§ What is being asked
Can you transcribe every record below exactly as it appears?

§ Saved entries
##############################

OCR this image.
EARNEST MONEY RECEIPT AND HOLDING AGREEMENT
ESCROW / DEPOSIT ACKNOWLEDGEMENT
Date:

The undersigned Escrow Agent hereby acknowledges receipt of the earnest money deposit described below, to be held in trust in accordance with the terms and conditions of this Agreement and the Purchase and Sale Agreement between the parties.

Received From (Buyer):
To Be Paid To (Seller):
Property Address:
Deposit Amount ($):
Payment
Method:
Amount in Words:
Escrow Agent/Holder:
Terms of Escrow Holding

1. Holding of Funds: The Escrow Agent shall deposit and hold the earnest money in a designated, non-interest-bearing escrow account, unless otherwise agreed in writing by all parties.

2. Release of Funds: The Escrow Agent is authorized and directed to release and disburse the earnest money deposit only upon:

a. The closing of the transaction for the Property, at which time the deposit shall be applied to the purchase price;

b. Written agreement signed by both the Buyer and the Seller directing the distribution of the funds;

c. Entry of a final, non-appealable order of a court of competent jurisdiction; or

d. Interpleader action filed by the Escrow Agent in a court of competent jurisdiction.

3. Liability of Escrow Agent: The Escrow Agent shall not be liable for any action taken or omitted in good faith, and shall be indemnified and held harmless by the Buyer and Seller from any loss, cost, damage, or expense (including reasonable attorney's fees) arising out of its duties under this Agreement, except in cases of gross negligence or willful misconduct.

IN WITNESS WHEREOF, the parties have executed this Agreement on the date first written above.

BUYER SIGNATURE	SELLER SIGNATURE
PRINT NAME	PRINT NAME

##############################

§ Answer to this problem
OCR this image.
EARNEST MONEY RECEIPT AND HOLDING AGREEMENT
ESCROW / DEPOSIT ACKNOWLEDGEMENT
Date:

The undersigned Escrow Agent hereby acknowledges receipt of the earnest money deposit described below, to be held in trust in accordance with the terms and conditions of this Agreement and the Purchase and Sale Agreement between the parties.

Received From (Buyer):
To Be Paid To (Seller):
Property Address:
Deposit Amount ($):
Payment
Method:
Amount in Words:
Escrow Agent/Holder:
Terms of Escrow Holding

1. Holding of Funds: The Escrow Agent shall deposit and hold the earnest money in a designated, non-interest-bearing escrow account, unless otherwise agreed in writing by all parties.

2. Release of Funds: The Escrow Agent is authorized and directed to release and disburse the earnest money deposit only upon:

a. The closing of the transaction for the Property, at which time the deposit shall be applied to the purchase price;

b. Written agreement signed by both the Buyer and the Seller directing the distribution of the funds;

c. Entry of a final, non-appealable order of a court of competent jurisdiction; or

d. Interpleader action filed by the Escrow Agent in a court of competent jurisdiction.

3. Liability of Escrow Agent: The Escrow Agent shall not be liable for any action taken or omitted in good faith, and shall be indemnified and held harmless by the Buyer and Seller from any loss, cost, damage, or expense (including reasonable attorney's fees) arising out of its duties under this Agreement, except in cases of gross negligence or willful misconduct.

IN WITNESS WHEREOF, the parties have executed this Agreement on the date first written above.

BUYER SIGNATURE	SELLER SIGNATURE
PRINT NAME	PRINT NAME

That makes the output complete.